**THE DATA:**
* * * *
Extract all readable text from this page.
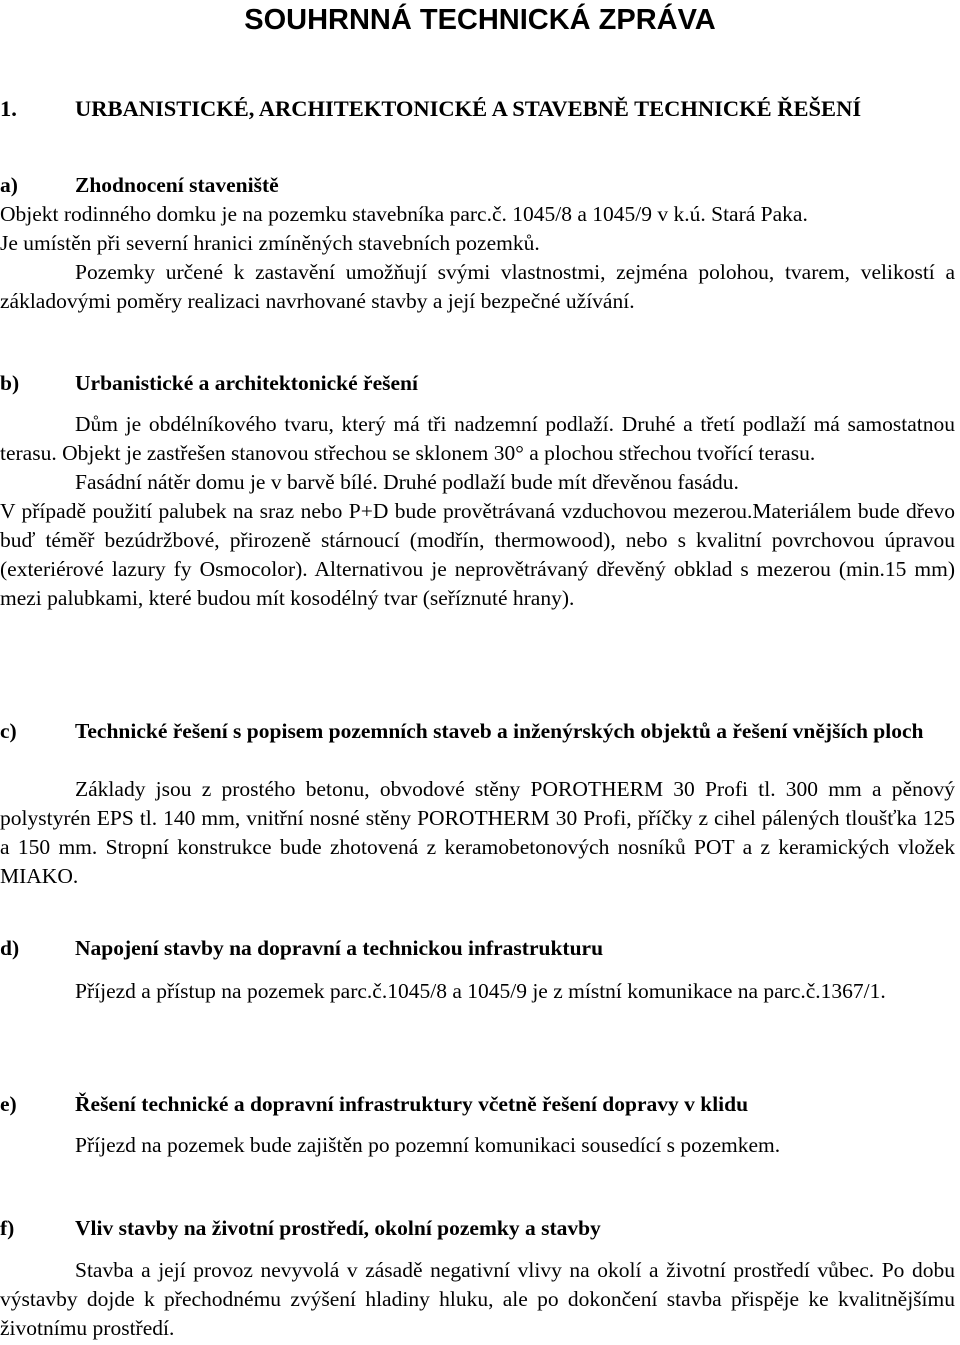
SOUHRNNÁ TECHNICKÁ ZPRÁVA
1.	URBANISTICKÉ, ARCHITEKTONICKÉ A STAVEBNĚ TECHNICKÉ ŘEŠENÍ
a)	Zhodnocení staveniště

Objekt rodinného domku je na pozemku stavebníka parc.č. 1045/8 a 1045/9 v k.ú. Stará Paka.

Je umístěn při severní hranici zmíněných stavebních pozemků.

Pozemky určené k zastavění umožňují svými vlastnostmi, zejména polohou, tvarem, velikostí a základovými poměry realizaci navrhované stavby a její bezpečné užívání.

b)	Urbanistické a architektonické řešení

Dům je obdélníkového tvaru, který má tři nadzemní podlaží. Druhé a třetí podlaží má samostatnou terasu. Objekt je zastřešen stanovou střechou se sklonem 30° a plochou střechou tvořící terasu.

Fasádní nátěr domu je v barvě bílé. Druhé podlaží bude mít dřevěnou fasádu.

V případě použití palubek na sraz nebo P+D bude provětrávaná vzduchovou mezerou.Materiálem bude dřevo buď téměř bezúdržbové, přirozeně stárnoucí (modřín, thermowood), nebo s kvalitní povrchovou úpravou (exteriérové lazury fy Osmocolor). Alternativou je neprovětrávaný dřevěný obklad s mezerou (min.15 mm) mezi palubkami, které budou mít kosodélný tvar (seříznuté hrany).

c)	Technické řešení s popisem pozemních staveb a inženýrských objektů a řešení vnějších ploch

Základy jsou z prostého betonu, obvodové stěny POROTHERM 30 Profi tl. 300 mm a pěnový polystyrén EPS tl. 140 mm, vnitřní nosné stěny POROTHERM 30 Profi, příčky z cihel pálených tloušťka 125 a 150 mm. Stropní konstrukce bude zhotovená z keramobetonových nosníků POT a z keramických vložek MIAKO.

d)	Napojení stavby na dopravní a technickou infrastrukturu

Příjezd a přístup na pozemek parc.č.1045/8 a 1045/9 je z místní komunikace na parc.č.1367/1.

e)	Řešení technické a dopravní infrastruktury včetně řešení dopravy v klidu

Příjezd na pozemek bude zajištěn po pozemní komunikaci sousedící s pozemkem.

f)	Vliv stavby na životní prostředí, okolní pozemky a stavby

Stavba a její provoz nevyvolá v zásadě negativní vlivy na okolí a životní prostředí vůbec. Po dobu výstavby dojde k přechodnému zvýšení hladiny hluku, ale po dokončení stavba přispěje ke kvalitnějšímu životnímu prostředí.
* * * *
**GOAL:** Each line in the data that holds the string "životní" should be found and copied.

**TASK OUTPUT:**
f)	Vliv stavby na životní prostředí, okolní pozemky a stavby
Stavba a její provoz nevyvolá v zásadě negativní vlivy na okolí a životní prostředí vůbec. Po dobu výstavby dojde k přechodnému zvýšení hladiny hluku, ale po dokončení stavba přispěje ke kvalitnějšímu životnímu prostředí.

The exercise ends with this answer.